#### Material for this exercise

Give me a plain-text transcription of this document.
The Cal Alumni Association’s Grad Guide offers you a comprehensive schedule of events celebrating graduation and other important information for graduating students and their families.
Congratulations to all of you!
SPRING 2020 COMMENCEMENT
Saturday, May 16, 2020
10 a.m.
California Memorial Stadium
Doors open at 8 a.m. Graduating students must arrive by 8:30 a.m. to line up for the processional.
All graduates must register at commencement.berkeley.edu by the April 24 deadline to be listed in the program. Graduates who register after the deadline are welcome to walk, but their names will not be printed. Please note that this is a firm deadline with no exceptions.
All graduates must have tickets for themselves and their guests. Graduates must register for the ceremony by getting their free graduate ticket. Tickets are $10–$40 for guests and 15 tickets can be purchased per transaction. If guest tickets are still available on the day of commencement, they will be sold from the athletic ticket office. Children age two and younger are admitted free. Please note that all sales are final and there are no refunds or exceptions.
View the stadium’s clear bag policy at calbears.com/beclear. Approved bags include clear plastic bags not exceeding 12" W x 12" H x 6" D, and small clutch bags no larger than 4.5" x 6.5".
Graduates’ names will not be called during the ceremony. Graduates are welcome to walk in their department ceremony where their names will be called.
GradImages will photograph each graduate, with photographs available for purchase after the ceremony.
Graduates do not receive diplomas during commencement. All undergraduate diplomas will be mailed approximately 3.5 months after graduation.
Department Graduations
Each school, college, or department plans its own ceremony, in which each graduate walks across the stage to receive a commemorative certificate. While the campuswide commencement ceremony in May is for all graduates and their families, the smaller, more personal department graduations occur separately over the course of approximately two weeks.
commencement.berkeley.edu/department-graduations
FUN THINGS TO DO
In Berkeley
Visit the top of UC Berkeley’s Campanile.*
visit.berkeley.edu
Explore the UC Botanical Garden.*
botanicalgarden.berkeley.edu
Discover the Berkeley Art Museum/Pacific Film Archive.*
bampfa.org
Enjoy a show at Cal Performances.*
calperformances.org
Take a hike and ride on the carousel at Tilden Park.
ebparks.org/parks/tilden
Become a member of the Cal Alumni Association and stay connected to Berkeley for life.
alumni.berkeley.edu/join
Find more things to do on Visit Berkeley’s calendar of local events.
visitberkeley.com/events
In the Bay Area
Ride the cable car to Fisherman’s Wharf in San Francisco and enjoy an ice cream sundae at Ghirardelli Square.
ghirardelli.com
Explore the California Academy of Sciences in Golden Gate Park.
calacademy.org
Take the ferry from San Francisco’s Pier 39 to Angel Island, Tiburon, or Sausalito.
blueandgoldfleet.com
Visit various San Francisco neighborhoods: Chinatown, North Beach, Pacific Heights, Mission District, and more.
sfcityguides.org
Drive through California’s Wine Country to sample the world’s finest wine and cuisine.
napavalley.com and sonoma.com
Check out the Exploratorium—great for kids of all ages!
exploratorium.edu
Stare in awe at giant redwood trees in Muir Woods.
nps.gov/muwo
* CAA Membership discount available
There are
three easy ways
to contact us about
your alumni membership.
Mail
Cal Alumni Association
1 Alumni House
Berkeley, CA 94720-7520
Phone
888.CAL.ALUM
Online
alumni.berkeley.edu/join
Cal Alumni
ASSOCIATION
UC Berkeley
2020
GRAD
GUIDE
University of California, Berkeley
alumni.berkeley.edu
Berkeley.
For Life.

########

Set problem: Your task is to give the records above again, exactly.

Right answer:
Give me a plain-text transcription of this document.
The Cal Alumni Association’s Grad Guide offers you a comprehensive schedule of events celebrating graduation and other important information for graduating students and their families.
Congratulations to all of you!
SPRING 2020 COMMENCEMENT
Saturday, May 16, 2020
10 a.m.
California Memorial Stadium
Doors open at 8 a.m. Graduating students must arrive by 8:30 a.m. to line up for the processional.
All graduates must register at commencement.berkeley.edu by the April 24 deadline to be listed in the program. Graduates who register after the deadline are welcome to walk, but their names will not be printed. Please note that this is a firm deadline with no exceptions.
All graduates must have tickets for themselves and their guests. Graduates must register for the ceremony by getting their free graduate ticket. Tickets are $10–$40 for guests and 15 tickets can be purchased per transaction. If guest tickets are still available on the day of commencement, they will be sold from the athletic ticket office. Children age two and younger are admitted free. Please note that all sales are final and there are no refunds or exceptions.
View the stadium’s clear bag policy at calbears.com/beclear. Approved bags include clear plastic bags not exceeding 12" W x 12" H x 6" D, and small clutch bags no larger than 4.5" x 6.5".
Graduates’ names will not be called during the ceremony. Graduates are welcome to walk in their department ceremony where their names will be called.
GradImages will photograph each graduate, with photographs available for purchase after the ceremony.
Graduates do not receive diplomas during commencement. All undergraduate diplomas will be mailed approximately 3.5 months after graduation.
Department Graduations
Each school, college, or department plans its own ceremony, in which each graduate walks across the stage to receive a commemorative certificate. While the campuswide commencement ceremony in May is for all graduates and their families, the smaller, more personal department graduations occur separately over the course of approximately two weeks.
commencement.berkeley.edu/department-graduations
FUN THINGS TO DO
In Berkeley
Visit the top of UC Berkeley’s Campanile.*
visit.berkeley.edu
Explore the UC Botanical Garden.*
botanicalgarden.berkeley.edu
Discover the Berkeley Art Museum/Pacific Film Archive.*
bampfa.org
Enjoy a show at Cal Performances.*
calperformances.org
Take a hike and ride on the carousel at Tilden Park.
ebparks.org/parks/tilden
Become a member of the Cal Alumni Association and stay connected to Berkeley for life.
alumni.berkeley.edu/join
Find more things to do on Visit Berkeley’s calendar of local events.
visitberkeley.com/events
In the Bay Area
Ride the cable car to Fisherman’s Wharf in San Francisco and enjoy an ice cream sundae at Ghirardelli Square.
ghirardelli.com
Explore the California Academy of Sciences in Golden Gate Park.
calacademy.org
Take the ferry from San Francisco’s Pier 39 to Angel Island, Tiburon, or Sausalito.
blueandgoldfleet.com
Visit various San Francisco neighborhoods: Chinatown, North Beach, Pacific Heights, Mission District, and more.
sfcityguides.org
Drive through California’s Wine Country to sample the world’s finest wine and cuisine.
napavalley.com and sonoma.com
Check out the Exploratorium—great for kids of all ages!
exploratorium.edu
Stare in awe at giant redwood trees in Muir Woods.
nps.gov/muwo
* CAA Membership discount available
There are
three easy ways
to contact us about
your alumni membership.
Mail
Cal Alumni Association
1 Alumni House
Berkeley, CA 94720-7520
Phone
888.CAL.ALUM
Online
alumni.berkeley.edu/join
Cal Alumni
ASSOCIATION
UC Berkeley
2020
GRAD
GUIDE
University of California, Berkeley
alumni.berkeley.edu
Berkeley.
For Life.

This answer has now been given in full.